SET EXERCISE: What lines of the data hold the string "source"? Pull each one out.

DATASET CONTENT:

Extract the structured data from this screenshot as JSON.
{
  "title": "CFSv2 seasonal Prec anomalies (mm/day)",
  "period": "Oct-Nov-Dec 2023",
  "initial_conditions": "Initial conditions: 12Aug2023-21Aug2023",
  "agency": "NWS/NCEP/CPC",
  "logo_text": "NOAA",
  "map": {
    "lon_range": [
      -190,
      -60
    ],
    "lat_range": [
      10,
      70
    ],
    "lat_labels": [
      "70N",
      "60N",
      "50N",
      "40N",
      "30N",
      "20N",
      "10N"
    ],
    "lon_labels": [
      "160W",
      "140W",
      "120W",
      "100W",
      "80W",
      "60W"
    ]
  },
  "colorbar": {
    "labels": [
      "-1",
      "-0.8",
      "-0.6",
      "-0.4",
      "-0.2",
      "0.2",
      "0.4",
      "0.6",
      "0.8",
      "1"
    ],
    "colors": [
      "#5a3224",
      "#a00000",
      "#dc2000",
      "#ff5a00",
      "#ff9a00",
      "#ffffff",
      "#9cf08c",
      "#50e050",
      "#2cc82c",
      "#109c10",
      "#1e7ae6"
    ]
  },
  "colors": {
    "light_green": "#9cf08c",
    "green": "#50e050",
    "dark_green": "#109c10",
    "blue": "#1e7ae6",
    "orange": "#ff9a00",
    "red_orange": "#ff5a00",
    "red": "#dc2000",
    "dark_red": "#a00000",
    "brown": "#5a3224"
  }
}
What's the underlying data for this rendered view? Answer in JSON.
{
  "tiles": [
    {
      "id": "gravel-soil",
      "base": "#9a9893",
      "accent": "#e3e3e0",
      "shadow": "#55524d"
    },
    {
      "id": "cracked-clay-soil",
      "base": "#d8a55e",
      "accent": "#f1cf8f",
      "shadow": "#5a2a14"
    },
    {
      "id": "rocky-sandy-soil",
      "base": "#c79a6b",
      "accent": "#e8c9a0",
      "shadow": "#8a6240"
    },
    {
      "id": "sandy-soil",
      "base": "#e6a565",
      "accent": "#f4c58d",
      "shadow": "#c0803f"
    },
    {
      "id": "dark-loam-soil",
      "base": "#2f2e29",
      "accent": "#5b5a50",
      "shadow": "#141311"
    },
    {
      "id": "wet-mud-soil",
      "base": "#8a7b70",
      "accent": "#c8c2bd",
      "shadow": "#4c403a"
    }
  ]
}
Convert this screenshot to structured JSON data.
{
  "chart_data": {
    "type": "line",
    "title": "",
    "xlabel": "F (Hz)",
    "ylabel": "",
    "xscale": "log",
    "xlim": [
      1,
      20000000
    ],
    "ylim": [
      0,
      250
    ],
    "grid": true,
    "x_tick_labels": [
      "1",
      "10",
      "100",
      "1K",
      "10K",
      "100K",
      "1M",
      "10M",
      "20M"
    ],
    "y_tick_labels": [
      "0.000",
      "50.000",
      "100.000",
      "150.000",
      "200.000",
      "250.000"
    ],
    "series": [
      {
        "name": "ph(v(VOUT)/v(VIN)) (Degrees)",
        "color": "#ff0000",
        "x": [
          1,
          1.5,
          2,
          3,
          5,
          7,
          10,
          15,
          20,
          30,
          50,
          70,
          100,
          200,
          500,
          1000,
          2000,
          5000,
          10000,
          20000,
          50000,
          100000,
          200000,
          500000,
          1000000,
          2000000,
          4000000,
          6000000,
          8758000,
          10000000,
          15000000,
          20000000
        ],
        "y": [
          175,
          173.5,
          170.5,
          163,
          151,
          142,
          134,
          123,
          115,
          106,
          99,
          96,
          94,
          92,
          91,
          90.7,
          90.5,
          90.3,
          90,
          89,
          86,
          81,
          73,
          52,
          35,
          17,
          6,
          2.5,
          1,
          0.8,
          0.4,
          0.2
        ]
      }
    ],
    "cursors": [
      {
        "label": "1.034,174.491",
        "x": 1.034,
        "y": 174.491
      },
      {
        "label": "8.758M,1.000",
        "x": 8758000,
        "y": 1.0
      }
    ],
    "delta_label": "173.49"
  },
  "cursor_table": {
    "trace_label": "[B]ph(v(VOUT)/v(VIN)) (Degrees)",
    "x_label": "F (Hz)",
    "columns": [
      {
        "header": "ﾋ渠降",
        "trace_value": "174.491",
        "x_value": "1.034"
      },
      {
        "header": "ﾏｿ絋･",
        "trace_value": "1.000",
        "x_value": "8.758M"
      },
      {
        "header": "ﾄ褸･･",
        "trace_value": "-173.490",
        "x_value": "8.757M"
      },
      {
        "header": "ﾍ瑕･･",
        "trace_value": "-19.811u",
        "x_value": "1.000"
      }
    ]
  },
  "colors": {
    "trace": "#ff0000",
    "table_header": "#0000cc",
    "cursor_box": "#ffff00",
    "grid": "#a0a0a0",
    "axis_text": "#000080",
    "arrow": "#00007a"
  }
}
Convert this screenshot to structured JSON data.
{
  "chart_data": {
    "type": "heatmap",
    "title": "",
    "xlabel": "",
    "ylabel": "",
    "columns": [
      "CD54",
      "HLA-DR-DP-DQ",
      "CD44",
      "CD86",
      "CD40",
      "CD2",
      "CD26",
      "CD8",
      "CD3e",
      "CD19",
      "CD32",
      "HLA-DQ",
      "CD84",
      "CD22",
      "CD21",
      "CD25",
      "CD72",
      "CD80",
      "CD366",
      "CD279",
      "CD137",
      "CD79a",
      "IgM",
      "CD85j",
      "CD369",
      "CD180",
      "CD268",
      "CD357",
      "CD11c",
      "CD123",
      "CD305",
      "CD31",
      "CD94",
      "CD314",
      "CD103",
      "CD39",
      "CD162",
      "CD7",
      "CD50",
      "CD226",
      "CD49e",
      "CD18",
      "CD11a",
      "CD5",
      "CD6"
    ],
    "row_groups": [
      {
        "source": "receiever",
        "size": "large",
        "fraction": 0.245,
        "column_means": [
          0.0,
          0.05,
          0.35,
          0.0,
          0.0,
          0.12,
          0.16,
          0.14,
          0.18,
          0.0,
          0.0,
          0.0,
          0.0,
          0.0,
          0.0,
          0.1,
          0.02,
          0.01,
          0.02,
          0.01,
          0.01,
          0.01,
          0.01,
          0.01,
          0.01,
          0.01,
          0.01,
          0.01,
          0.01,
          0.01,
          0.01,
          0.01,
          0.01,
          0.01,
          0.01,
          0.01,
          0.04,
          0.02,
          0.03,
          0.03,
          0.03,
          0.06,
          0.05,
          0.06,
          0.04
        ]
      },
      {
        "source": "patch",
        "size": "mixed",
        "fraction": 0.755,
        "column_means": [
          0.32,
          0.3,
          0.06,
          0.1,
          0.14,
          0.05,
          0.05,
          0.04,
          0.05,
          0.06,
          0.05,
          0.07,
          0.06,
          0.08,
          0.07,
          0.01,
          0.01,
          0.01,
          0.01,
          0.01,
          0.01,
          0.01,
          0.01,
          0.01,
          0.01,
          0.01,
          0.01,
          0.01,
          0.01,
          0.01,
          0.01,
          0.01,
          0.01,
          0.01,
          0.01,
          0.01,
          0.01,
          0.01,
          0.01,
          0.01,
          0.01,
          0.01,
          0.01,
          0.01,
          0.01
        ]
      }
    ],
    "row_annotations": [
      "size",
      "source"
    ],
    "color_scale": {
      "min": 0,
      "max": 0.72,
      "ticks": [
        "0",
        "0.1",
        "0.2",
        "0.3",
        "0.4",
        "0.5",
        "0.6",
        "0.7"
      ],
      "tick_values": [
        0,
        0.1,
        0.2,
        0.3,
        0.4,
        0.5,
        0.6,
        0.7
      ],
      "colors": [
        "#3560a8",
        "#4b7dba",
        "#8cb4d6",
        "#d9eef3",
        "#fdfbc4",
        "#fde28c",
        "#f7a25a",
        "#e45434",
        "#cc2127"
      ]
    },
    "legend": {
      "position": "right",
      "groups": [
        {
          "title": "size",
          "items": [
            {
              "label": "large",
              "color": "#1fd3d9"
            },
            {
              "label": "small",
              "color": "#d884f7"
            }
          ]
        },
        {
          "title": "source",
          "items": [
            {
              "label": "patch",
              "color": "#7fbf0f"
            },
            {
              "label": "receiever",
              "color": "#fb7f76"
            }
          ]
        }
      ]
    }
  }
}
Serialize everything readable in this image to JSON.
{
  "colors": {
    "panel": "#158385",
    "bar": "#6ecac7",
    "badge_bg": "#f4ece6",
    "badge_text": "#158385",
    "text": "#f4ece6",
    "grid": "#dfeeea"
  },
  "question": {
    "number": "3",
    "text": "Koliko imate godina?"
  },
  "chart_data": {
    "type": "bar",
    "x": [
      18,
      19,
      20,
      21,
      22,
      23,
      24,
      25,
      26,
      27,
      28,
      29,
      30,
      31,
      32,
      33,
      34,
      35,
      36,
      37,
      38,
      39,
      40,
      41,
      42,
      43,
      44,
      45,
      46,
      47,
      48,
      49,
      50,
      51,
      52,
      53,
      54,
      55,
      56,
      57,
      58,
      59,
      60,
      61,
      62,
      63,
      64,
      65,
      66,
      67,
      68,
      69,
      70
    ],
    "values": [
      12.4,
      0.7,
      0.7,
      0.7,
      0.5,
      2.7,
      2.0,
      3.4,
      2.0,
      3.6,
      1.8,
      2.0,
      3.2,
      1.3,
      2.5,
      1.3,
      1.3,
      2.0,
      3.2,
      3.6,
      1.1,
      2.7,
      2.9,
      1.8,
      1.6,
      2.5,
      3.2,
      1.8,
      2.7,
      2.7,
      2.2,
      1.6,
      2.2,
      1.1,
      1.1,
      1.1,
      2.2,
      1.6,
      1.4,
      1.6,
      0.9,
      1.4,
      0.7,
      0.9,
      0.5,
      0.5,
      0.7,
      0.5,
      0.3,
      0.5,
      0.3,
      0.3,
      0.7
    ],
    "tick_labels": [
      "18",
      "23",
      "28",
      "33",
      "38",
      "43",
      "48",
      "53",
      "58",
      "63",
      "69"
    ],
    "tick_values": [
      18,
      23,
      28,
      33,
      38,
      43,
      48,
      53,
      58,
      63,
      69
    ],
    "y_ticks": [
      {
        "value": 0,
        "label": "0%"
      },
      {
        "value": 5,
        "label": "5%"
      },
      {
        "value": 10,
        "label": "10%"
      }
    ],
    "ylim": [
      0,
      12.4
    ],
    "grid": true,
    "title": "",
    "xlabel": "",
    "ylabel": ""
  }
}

TASK RESULT:
        "source": "receiever",
        "source": "patch",
      "source"
          "title": "source",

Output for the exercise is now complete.